=== Written task ===
Transcribe the listing word for word.
+++
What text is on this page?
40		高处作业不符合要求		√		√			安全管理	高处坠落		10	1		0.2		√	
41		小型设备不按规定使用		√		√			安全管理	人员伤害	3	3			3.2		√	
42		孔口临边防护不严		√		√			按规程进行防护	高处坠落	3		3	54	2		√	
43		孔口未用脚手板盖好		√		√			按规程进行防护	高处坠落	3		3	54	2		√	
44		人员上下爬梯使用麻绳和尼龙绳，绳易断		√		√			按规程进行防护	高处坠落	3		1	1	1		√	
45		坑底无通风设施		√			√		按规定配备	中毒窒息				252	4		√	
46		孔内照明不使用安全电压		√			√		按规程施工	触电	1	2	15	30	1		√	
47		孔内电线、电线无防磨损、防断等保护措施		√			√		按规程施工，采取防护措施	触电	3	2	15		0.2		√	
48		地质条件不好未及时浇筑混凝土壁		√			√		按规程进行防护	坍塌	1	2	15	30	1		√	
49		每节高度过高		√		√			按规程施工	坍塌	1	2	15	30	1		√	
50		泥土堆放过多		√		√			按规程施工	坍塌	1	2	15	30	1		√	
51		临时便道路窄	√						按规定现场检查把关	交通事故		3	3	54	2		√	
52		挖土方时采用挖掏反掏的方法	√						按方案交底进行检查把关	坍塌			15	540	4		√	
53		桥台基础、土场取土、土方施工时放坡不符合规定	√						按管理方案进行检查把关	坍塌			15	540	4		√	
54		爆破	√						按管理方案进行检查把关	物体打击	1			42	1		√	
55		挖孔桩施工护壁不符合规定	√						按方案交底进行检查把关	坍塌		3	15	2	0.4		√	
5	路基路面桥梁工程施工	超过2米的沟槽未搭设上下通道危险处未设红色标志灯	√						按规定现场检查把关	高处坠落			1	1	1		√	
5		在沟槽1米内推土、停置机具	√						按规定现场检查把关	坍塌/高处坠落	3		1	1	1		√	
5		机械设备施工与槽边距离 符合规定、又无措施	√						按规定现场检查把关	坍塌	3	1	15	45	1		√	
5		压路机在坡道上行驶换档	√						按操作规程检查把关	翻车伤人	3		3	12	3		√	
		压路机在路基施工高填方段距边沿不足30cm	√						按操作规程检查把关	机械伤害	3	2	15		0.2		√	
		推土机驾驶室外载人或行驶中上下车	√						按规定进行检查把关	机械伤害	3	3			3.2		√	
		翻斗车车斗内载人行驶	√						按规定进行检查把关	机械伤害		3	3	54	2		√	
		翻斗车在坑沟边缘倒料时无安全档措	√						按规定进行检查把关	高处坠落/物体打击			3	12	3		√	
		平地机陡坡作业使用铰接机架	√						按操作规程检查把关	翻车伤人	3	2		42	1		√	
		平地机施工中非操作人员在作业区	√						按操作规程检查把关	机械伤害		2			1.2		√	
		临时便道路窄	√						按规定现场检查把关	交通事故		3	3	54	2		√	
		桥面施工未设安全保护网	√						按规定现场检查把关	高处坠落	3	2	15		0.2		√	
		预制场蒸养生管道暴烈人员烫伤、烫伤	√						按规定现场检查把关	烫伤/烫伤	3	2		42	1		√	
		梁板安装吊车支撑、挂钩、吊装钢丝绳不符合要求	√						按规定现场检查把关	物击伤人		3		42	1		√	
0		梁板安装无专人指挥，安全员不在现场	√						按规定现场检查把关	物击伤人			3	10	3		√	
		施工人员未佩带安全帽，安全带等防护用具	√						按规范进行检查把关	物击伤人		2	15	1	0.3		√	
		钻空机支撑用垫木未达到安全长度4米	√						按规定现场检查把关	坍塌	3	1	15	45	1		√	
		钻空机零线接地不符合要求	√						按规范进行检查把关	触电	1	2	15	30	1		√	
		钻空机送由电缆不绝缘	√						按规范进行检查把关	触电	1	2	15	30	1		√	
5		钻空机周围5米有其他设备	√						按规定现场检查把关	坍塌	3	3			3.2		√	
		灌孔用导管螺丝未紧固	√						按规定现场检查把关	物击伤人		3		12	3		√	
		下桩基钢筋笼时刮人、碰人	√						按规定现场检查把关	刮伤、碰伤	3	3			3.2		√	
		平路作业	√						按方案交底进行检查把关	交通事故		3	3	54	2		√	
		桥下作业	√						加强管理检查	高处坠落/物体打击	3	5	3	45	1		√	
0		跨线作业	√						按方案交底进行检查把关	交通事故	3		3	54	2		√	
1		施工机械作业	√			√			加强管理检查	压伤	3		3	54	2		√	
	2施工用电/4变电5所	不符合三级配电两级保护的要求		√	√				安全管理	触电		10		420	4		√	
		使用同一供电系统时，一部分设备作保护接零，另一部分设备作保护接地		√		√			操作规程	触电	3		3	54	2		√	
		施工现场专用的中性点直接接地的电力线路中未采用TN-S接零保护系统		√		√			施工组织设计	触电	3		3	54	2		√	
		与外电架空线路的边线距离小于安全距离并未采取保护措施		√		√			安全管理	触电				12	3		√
+++
=== Task output ===
What text is on this page?
40		高处作业不符合要求		√		√			安全管理	高处坠落		10	1		0.2		√	
41		小型设备不按规定使用		√		√			安全管理	人员伤害	3	3			3.2		√	
42		孔口临边防护不严		√		√			按规程进行防护	高处坠落	3		3	54	2		√	
43		孔口未用脚手板盖好		√		√			按规程进行防护	高处坠落	3		3	54	2		√	
44		人员上下爬梯使用麻绳和尼龙绳，绳易断		√		√			按规程进行防护	高处坠落	3		1	1	1		√	
45		坑底无通风设施		√			√		按规定配备	中毒窒息				252	4		√	
46		孔内照明不使用安全电压		√			√		按规程施工	触电	1	2	15	30	1		√	
47		孔内电线、电线无防磨损、防断等保护措施		√			√		按规程施工，采取防护措施	触电	3	2	15		0.2		√	
48		地质条件不好未及时浇筑混凝土壁		√			√		按规程进行防护	坍塌	1	2	15	30	1		√	
49		每节高度过高		√		√			按规程施工	坍塌	1	2	15	30	1		√	
50		泥土堆放过多		√		√			按规程施工	坍塌	1	2	15	30	1		√	
51		临时便道路窄	√						按规定现场检查把关	交通事故		3	3	54	2		√	
52		挖土方时采用挖掏反掏的方法	√						按方案交底进行检查把关	坍塌			15	540	4		√	
53		桥台基础、土场取土、土方施工时放坡不符合规定	√						按管理方案进行检查把关	坍塌			15	540	4		√	
54		爆破	√						按管理方案进行检查把关	物体打击	1			42	1		√	
55		挖孔桩施工护壁不符合规定	√						按方案交底进行检查把关	坍塌		3	15	2	0.4		√	
5	路基路面桥梁工程施工	超过2米的沟槽未搭设上下通道危险处未设红色标志灯	√						按规定现场检查把关	高处坠落			1	1	1		√	
5		在沟槽1米内推土、停置机具	√						按规定现场检查把关	坍塌/高处坠落	3		1	1	1		√	
5		机械设备施工与槽边距离 符合规定、又无措施	√						按规定现场检查把关	坍塌	3	1	15	45	1		√	
5		压路机在坡道上行驶换档	√						按操作规程检查把关	翻车伤人	3		3	12	3		√	
		压路机在路基施工高填方段距边沿不足30cm	√						按操作规程检查把关	机械伤害	3	2	15		0.2		√	
		推土机驾驶室外载人或行驶中上下车	√						按规定进行检查把关	机械伤害	3	3			3.2		√	
		翻斗车车斗内载人行驶	√						按规定进行检查把关	机械伤害		3	3	54	2		√	
		翻斗车在坑沟边缘倒料时无安全档措	√						按规定进行检查把关	高处坠落/物体打击			3	12	3		√	
		平地机陡坡作业使用铰接机架	√						按操作规程检查把关	翻车伤人	3	2		42	1		√	
		平地机施工中非操作人员在作业区	√						按操作规程检查把关	机械伤害		2			1.2		√	
		临时便道路窄	√						按规定现场检查把关	交通事故		3	3	54	2		√	
		桥面施工未设安全保护网	√						按规定现场检查把关	高处坠落	3	2	15		0.2		√	
		预制场蒸养生管道暴烈人员烫伤、烫伤	√						按规定现场检查把关	烫伤/烫伤	3	2		42	1		√	
		梁板安装吊车支撑、挂钩、吊装钢丝绳不符合要求	√						按规定现场检查把关	物击伤人		3		42	1		√	
0		梁板安装无专人指挥，安全员不在现场	√						按规定现场检查把关	物击伤人			3	10	3		√	
		施工人员未佩带安全帽，安全带等防护用具	√						按规范进行检查把关	物击伤人		2	15	1	0.3		√	
		钻空机支撑用垫木未达到安全长度4米	√						按规定现场检查把关	坍塌	3	1	15	45	1		√	
		钻空机零线接地不符合要求	√						按规范进行检查把关	触电	1	2	15	30	1		√	
		钻空机送由电缆不绝缘	√						按规范进行检查把关	触电	1	2	15	30	1		√	
5		钻空机周围5米有其他设备	√						按规定现场检查把关	坍塌	3	3			3.2		√	
		灌孔用导管螺丝未紧固	√						按规定现场检查把关	物击伤人		3		12	3		√	
		下桩基钢筋笼时刮人、碰人	√						按规定现场检查把关	刮伤、碰伤	3	3			3.2		√	
		平路作业	√						按方案交底进行检查把关	交通事故		3	3	54	2		√	
		桥下作业	√						加强管理检查	高处坠落/物体打击	3	5	3	45	1		√	
0		跨线作业	√						按方案交底进行检查把关	交通事故	3		3	54	2		√	
1		施工机械作业	√			√			加强管理检查	压伤	3		3	54	2		√	
	2施工用电/4变电5所	不符合三级配电两级保护的要求		√	√				安全管理	触电		10		420	4		√	
		使用同一供电系统时，一部分设备作保护接零，另一部分设备作保护接地		√		√			操作规程	触电	3		3	54	2		√	
		施工现场专用的中性点直接接地的电力线路中未采用TN-S接零保护系统		√		√			施工组织设计	触电	3		3	54	2		√	
		与外电架空线路的边线距离小于安全距离并未采取保护措施		√		√			安全管理	触电				12	3		√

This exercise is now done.